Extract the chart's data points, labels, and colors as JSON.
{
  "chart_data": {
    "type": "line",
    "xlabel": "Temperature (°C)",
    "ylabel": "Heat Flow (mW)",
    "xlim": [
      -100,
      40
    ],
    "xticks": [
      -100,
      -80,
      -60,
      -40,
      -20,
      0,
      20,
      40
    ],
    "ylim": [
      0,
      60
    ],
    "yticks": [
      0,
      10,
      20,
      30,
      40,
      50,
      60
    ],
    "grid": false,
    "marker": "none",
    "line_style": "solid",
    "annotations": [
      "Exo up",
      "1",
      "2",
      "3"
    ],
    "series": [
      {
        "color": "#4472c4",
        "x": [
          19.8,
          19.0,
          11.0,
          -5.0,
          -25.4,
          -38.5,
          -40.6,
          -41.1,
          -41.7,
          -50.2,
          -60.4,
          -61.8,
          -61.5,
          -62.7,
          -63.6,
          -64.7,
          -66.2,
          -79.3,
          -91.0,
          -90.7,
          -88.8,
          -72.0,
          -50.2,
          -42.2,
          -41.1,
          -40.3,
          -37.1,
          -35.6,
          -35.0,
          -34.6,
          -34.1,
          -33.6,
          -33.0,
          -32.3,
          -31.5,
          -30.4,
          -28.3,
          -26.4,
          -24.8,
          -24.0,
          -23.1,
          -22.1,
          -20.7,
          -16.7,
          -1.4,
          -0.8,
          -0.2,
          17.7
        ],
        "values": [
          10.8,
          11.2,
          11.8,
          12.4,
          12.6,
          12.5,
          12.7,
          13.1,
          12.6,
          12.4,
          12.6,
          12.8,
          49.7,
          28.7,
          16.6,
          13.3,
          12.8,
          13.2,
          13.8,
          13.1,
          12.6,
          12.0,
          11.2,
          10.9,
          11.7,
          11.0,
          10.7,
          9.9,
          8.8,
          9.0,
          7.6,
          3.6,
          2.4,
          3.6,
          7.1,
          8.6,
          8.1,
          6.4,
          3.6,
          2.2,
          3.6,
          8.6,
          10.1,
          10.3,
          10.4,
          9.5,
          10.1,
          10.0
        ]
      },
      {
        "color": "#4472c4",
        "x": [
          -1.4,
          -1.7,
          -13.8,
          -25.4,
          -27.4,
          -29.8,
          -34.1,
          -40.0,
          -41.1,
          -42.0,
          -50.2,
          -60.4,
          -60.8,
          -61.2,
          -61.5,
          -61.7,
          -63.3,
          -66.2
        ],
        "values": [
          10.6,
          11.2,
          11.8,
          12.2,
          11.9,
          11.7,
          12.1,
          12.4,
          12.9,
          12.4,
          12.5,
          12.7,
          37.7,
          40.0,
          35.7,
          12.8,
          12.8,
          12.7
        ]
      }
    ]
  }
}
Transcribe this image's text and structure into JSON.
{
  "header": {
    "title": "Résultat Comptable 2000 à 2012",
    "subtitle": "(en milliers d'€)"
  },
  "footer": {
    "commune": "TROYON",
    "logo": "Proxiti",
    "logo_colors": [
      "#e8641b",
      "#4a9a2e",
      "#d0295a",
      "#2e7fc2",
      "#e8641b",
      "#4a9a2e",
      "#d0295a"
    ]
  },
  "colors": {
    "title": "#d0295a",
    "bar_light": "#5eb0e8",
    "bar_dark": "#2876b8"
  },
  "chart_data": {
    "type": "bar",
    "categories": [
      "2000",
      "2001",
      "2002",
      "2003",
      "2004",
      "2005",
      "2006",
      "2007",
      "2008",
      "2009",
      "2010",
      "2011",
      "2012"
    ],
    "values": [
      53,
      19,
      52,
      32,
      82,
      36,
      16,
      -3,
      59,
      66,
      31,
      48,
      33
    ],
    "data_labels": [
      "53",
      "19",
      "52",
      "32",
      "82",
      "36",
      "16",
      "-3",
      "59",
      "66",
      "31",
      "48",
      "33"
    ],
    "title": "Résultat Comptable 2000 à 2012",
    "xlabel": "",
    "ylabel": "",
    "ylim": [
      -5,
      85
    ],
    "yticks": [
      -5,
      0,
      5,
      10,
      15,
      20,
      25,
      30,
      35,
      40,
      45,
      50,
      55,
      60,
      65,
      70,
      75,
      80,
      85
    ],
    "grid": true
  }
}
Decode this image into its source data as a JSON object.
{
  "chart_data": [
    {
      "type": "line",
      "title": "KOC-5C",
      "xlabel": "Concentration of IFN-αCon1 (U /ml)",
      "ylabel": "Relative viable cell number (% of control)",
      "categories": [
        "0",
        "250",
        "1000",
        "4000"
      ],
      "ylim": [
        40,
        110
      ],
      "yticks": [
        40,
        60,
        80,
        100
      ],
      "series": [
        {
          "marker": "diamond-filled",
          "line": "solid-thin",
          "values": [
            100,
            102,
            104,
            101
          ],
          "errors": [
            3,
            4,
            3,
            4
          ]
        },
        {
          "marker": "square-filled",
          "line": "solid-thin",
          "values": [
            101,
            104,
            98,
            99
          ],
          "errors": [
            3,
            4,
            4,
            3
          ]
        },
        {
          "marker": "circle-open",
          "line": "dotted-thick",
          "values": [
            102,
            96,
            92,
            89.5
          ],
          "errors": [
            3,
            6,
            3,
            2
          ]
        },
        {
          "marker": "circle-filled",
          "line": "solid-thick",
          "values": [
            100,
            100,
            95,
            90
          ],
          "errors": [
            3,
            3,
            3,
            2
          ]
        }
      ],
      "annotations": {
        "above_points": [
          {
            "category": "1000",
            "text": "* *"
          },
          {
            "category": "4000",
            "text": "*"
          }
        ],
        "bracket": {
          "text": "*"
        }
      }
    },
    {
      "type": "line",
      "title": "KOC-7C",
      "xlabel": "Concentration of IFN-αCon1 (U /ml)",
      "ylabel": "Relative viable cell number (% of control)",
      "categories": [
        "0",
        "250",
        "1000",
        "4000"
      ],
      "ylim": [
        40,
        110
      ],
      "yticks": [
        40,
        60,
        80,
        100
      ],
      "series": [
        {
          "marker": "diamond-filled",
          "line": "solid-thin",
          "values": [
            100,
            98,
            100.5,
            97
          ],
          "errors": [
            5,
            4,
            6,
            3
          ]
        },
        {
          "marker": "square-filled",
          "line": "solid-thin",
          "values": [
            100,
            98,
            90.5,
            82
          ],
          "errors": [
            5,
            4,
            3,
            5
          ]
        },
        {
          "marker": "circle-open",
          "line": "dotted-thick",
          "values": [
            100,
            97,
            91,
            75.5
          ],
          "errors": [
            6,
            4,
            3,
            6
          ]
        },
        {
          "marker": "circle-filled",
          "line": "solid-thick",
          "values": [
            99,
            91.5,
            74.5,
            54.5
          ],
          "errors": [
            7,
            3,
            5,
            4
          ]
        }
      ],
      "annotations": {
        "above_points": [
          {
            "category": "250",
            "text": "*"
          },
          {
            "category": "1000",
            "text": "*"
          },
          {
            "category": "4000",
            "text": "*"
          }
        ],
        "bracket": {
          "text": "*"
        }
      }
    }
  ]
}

________

**WRITTEN TASK:** Look for "type" and pull out every line that has it.

**TASK ANSWER:**
    "type": "line",
    "type": "bar",
      "type": "line",
      "type": "line",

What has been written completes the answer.